§ What is needed
Take every line that has the string "text" and copy it out.

Data listing
● ● ● ● ●

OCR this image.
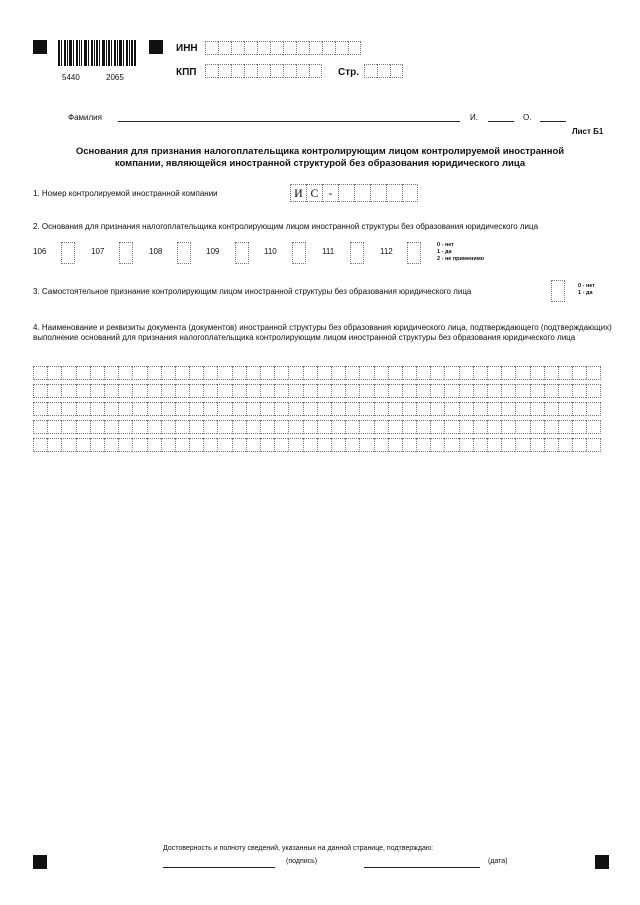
5440	2065
ИНН
КПП	Стр.
Фамилия	И.	О.
Лист Б1
Основания для признания налогоплательщика контролирующим лицом контролируемой иностранной
компании, являющейся иностранной структурой без образования юридического лица
1. Номер контролируемой иностранной компании	И С -
2. Основания для признания налогоплательщика контролирующим лицом иностранной структуры без образования юридического лица
106	107	108	109	110	111	112
0 - нет
1 - да
2 - не применимо
3. Самостоятельное признание контролирующим лицом иностранной структуры без образования юридического лица
0 - нет
1 - да
4. Наименование и реквизиты документа (документов) иностранной структуры без образования юридического лица, подтверждающего (подтверждающих) выполнение оснований для признания налогоплательщика контролирующим лицом иностранной структуры без образования юридического лица
Достоверность и полноту сведений, указанных на данной странице, подтверждаю:
(подпись)	(дата)
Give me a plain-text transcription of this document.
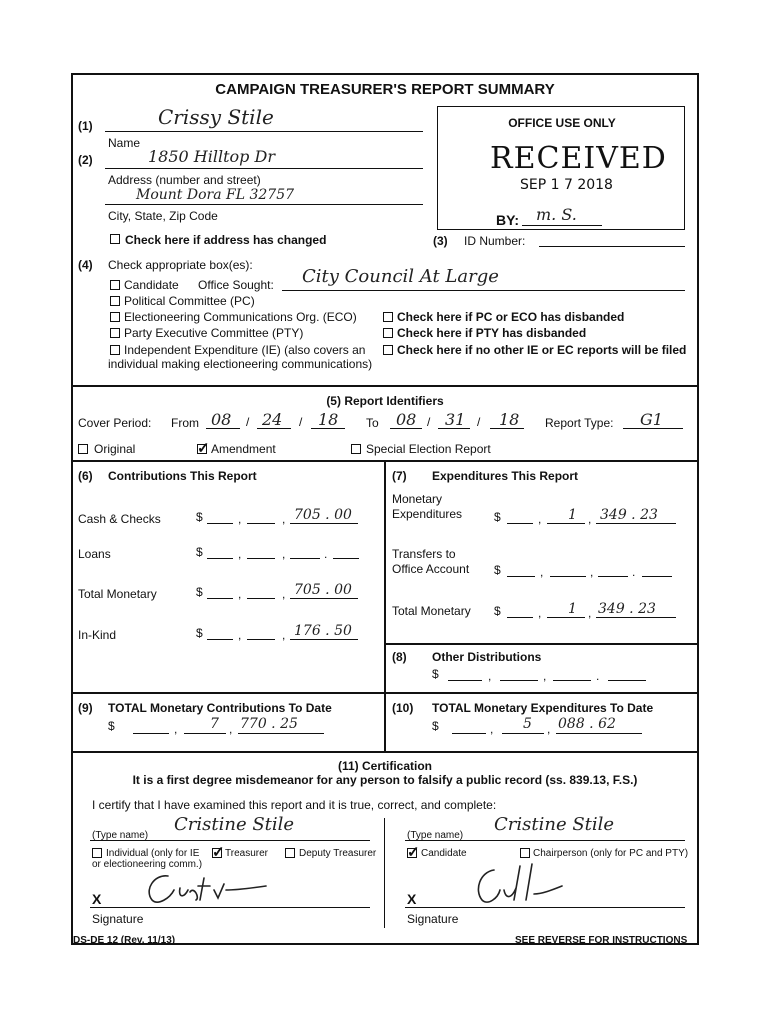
CAMPAIGN TREASURER'S REPORT SUMMARY
(1)	Crissy Stile
Name
(2)	1850 Hilltop Dr
Address (number and street)
Mount Dora FL 32757
City, State, Zip Code
Check here if address has changed
OFFICE USE ONLY
RECEIVED
SEP 1 7 2018
BY: m. S.
(3) ID Number:
(4) Check appropriate box(es):
Candidate Office Sought: City Council At Large
Political Committee (PC)
Electioneering Communications Org. (ECO)	Check here if PC or ECO has disbanded
Party Executive Committee (PTY)	Check here if PTY has disbanded
Independent Expenditure (IE) (also covers an
individual making electioneering communications)
Check here if no other IE or EC reports will be filed
(5) Report Identifiers
Cover Period: From 08 / 24 / 18 To 08 / 31 / 18 Report Type: G1
Original
✓	Amendment	Special Election Report
(6) Contributions This Report
Cash & Checks	$	,	, 705 . 00
Loans	$	,	,	.
Total Monetary	$	,	, 705 . 00
In-Kind	$	,	, 176 . 50
(7) Expenditures This Report
Monetary
Expenditures	$	, 1 , 349 . 23
Transfers to
Office Account $	,	,	.
Total Monetary $	, 1 , 349 . 23
(8) Other Distributions
$	,	,	.
(9) TOTAL Monetary Contributions To Date
$	, 7 , 770 . 25
(10) TOTAL Monetary Expenditures To Date
$	, 5 , 088 . 62
(11) Certification
It is a first degree misdemeanor for any person to falsify a public record (ss. 839.13, F.S.)
I certify that I have examined this report and it is true, correct, and complete:
(Type name)
Cristine Stile
Individual (only for IE
or electioneering comm.)
✓
Treasurer	Deputy Treasurer
(Type name)
Cristine Stile
✓
Candidate	Chairperson (only for PC and PTY)
X
Signature
X
Signature
DS-DE 12 (Rev. 11/13)	SEE REVERSE FOR INSTRUCTIONS
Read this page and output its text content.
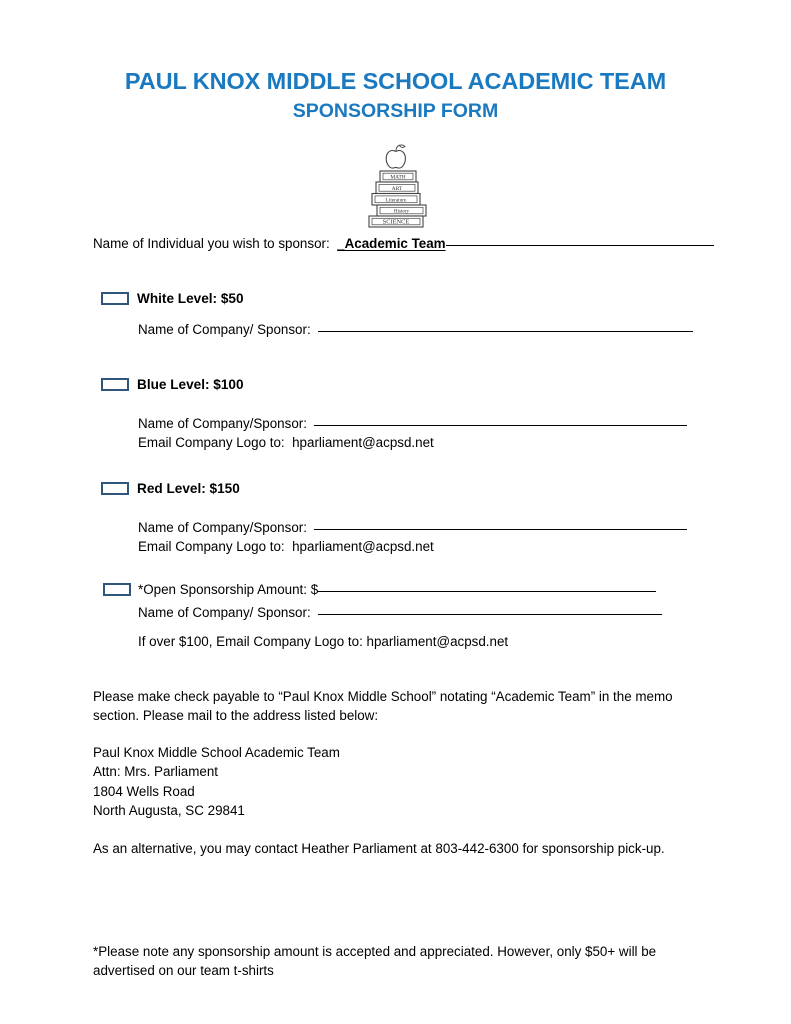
PAUL KNOX MIDDLE SCHOOL ACADEMIC TEAM
SPONSORSHIP FORM
MATH
ART
Literature
History
SCIENCE
Name of Individual you wish to sponsor: _Academic Team
White Level: $50
Name of Company/ Sponsor:
Blue Level: $100
Name of Company/Sponsor:
Email Company Logo to: hparliament@acpsd.net
Red Level: $150
Name of Company/Sponsor:
Email Company Logo to: hparliament@acpsd.net
*Open Sponsorship Amount: $
Name of Company/ Sponsor:
If over $100, Email Company Logo to: hparliament@acpsd.net
Please make check payable to “Paul Knox Middle School” notating “Academic Team” in the memo section. Please mail to the address listed below:
Paul Knox Middle School Academic Team
Attn: Mrs. Parliament
1804 Wells Road
North Augusta, SC 29841
As an alternative, you may contact Heather Parliament at 803-442-6300 for sponsorship pick-up.
*Please note any sponsorship amount is accepted and appreciated. However, only $50+ will be advertised on our team t-shirts
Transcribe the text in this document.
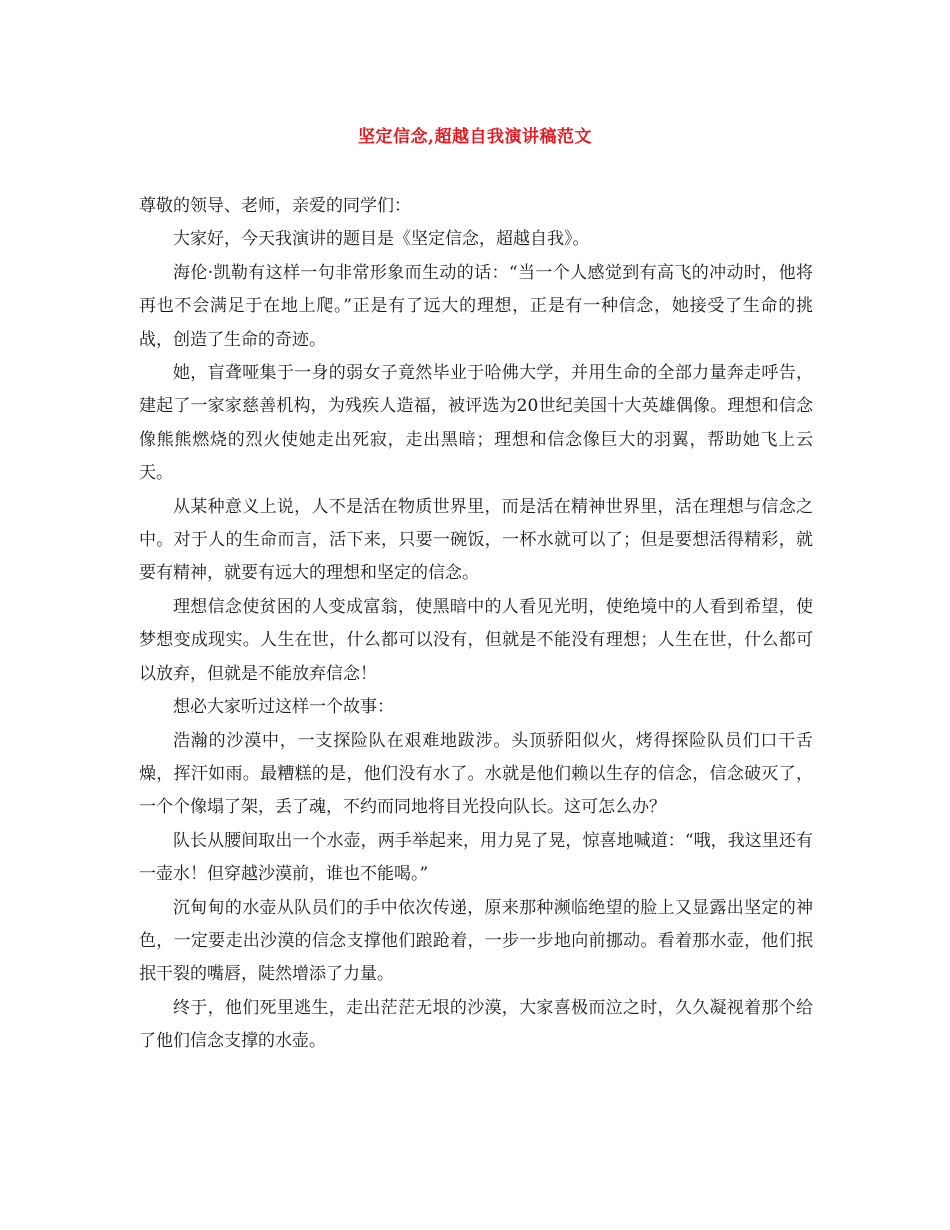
坚定信念,超越自我演讲稿范文

尊敬的领导、老师，亲爱的同学们：

大家好，今天我演讲的题目是《坚定信念，超越自我》。

海伦·凯勒有这样一句非常形象而生动的话：“当一个人感觉到有高飞的冲动时，他将再也不会满足于在地上爬。”正是有了远大的理想，正是有一种信念，她接受了生命的挑战，创造了生命的奇迹。

她，盲聋哑集于一身的弱女子竟然毕业于哈佛大学，并用生命的全部力量奔走呼告，建起了一家家慈善机构，为残疾人造福，被评选为20世纪美国十大英雄偶像。理想和信念像熊熊燃烧的烈火使她走出死寂，走出黑暗；理想和信念像巨大的羽翼，帮助她飞上云天。

从某种意义上说，人不是活在物质世界里，而是活在精神世界里，活在理想与信念之中。对于人的生命而言，活下来，只要一碗饭，一杯水就可以了；但是要想活得精彩，就要有精神，就要有远大的理想和坚定的信念。

理想信念使贫困的人变成富翁，使黑暗中的人看见光明，使绝境中的人看到希望，使梦想变成现实。人生在世，什么都可以没有，但就是不能没有理想；人生在世，什么都可以放弃，但就是不能放弃信念！

想必大家听过这样一个故事：

浩瀚的沙漠中，一支探险队在艰难地跋涉。头顶骄阳似火，烤得探险队员们口干舌燥，挥汗如雨。最糟糕的是，他们没有水了。水就是他们赖以生存的信念，信念破灭了，一个个像塌了架，丢了魂，不约而同地将目光投向队长。这可怎么办？

队长从腰间取出一个水壶，两手举起来，用力晃了晃，惊喜地喊道：“哦，我这里还有一壶水！但穿越沙漠前，谁也不能喝。”

沉甸甸的水壶从队员们的手中依次传递，原来那种濒临绝望的脸上又显露出坚定的神色，一定要走出沙漠的信念支撑他们踉跄着，一步一步地向前挪动。看着那水壶，他们抿抿干裂的嘴唇，陡然增添了力量。

终于，他们死里逃生，走出茫茫无垠的沙漠，大家喜极而泣之时，久久凝视着那个给了他们信念支撑的水壶。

● ● ● ● ●

§ Solved exercise
Give me a plain-text transcription of this document.
Read this page and output its text content.
Transcribe the text in this document.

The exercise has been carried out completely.